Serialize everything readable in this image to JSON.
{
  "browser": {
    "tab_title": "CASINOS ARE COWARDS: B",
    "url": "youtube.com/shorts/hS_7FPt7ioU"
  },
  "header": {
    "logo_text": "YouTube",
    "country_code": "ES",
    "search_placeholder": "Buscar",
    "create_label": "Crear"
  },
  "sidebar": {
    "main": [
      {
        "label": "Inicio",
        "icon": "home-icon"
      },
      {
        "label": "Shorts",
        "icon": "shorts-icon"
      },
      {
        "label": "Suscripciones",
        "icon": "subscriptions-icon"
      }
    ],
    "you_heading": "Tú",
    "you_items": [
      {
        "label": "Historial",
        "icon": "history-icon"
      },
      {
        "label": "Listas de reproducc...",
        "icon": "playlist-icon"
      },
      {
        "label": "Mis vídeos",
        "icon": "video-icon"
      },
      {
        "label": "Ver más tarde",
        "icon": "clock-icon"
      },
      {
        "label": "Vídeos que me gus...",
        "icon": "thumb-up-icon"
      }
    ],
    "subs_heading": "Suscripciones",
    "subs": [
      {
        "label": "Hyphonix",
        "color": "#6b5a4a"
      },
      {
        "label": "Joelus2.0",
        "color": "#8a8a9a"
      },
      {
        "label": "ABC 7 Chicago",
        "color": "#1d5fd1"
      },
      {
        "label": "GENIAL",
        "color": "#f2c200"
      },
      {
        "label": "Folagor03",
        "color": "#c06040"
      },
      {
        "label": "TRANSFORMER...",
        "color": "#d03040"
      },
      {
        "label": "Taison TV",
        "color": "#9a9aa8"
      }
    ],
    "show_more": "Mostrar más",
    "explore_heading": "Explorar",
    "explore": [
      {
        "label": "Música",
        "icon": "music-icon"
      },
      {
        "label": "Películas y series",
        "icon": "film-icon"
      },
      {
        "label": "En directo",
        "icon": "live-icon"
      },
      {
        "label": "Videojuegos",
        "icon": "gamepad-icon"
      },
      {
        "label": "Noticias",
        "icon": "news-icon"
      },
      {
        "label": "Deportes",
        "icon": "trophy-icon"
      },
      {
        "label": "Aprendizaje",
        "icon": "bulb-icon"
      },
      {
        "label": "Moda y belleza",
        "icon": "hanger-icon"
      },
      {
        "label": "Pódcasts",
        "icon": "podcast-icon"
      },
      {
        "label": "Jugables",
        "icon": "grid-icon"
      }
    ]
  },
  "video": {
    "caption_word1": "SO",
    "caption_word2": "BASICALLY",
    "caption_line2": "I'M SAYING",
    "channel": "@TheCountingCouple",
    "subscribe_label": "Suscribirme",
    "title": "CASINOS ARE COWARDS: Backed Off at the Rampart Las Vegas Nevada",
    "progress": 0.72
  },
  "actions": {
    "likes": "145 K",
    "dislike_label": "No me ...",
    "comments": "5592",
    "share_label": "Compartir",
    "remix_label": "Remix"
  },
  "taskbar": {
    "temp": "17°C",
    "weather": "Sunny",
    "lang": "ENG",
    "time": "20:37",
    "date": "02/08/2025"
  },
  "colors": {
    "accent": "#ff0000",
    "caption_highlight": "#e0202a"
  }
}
______________________________
Identify each line holding the string "CASINOS", and copy it out.

» **Solution to this task**
    "tab_title": "CASINOS ARE COWARDS: B",
    "title": "CASINOS ARE COWARDS: Backed Off at the Rampart Las Vegas Nevada",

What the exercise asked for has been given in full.